Your task>
Every entry that follows should be repeated exactly; drop the images.

Records for processing>
########################################
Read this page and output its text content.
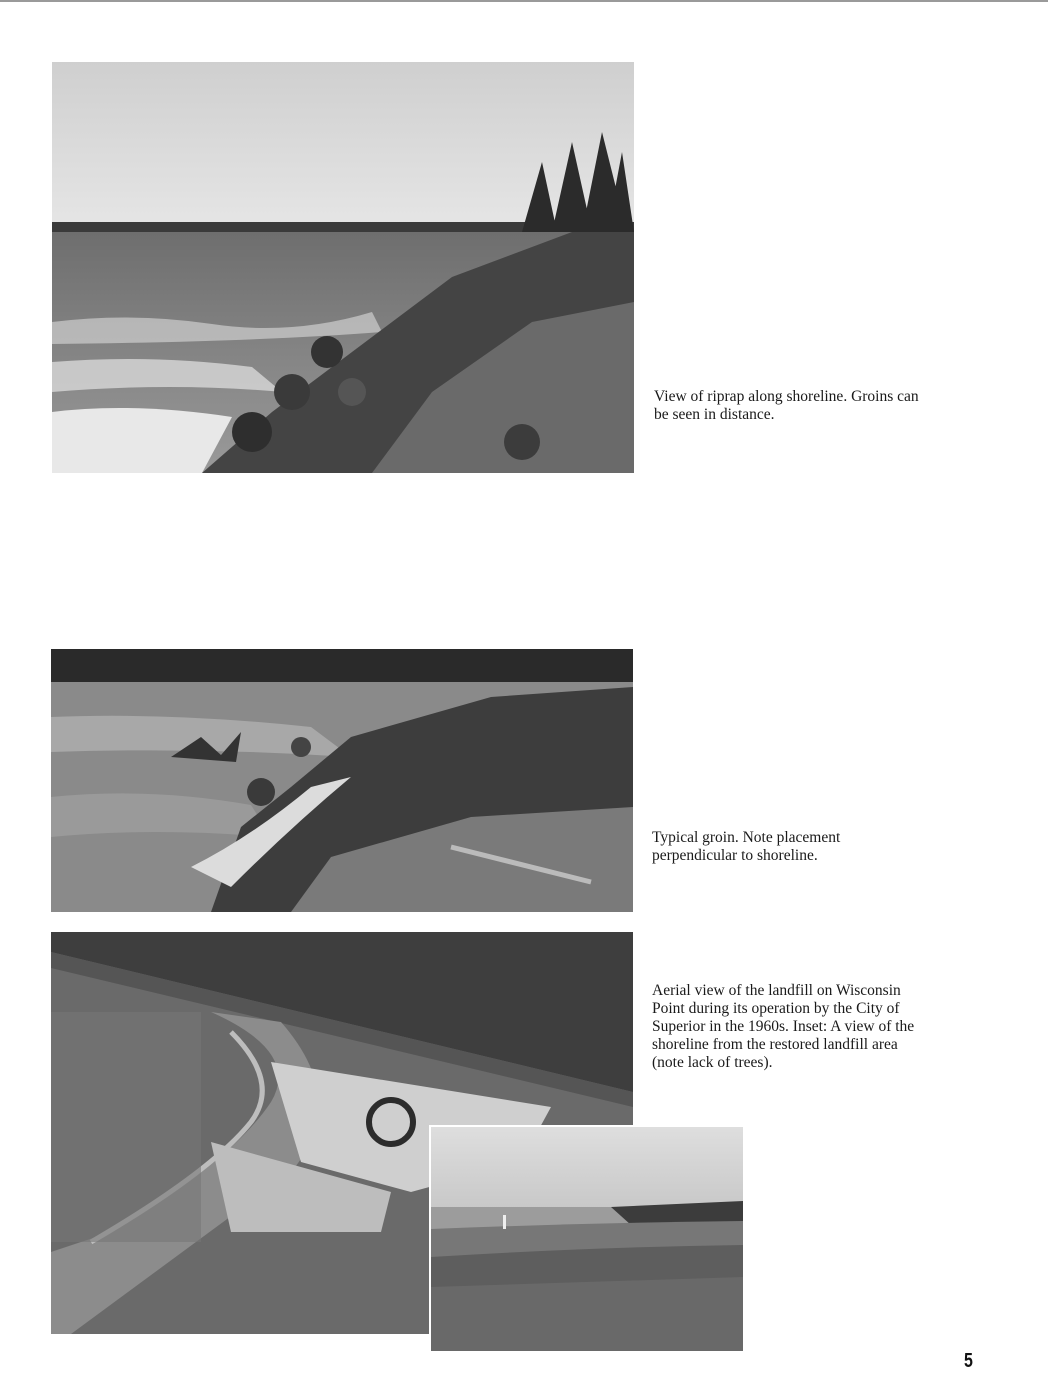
View of riprap along shoreline. Groins can be seen in distance.

Typical groin. Note placement perpendicular to shoreline.

Aerial view of the landfill on Wisconsin Point during its operation by the City of Superior in the 1960s. Inset: A view of the shoreline from the restored landfill area (note lack of trees).

5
########################################
Task output>
Read this page and output its text content.
View of riprap along shoreline. Groins can be seen in distance.

Typical groin. Note placement perpendicular to shoreline.

Aerial view of the landfill on Wisconsin Point during its operation by the City of Superior in the 1960s. Inset: A view of the shoreline from the restored landfill area (note lack of trees).

5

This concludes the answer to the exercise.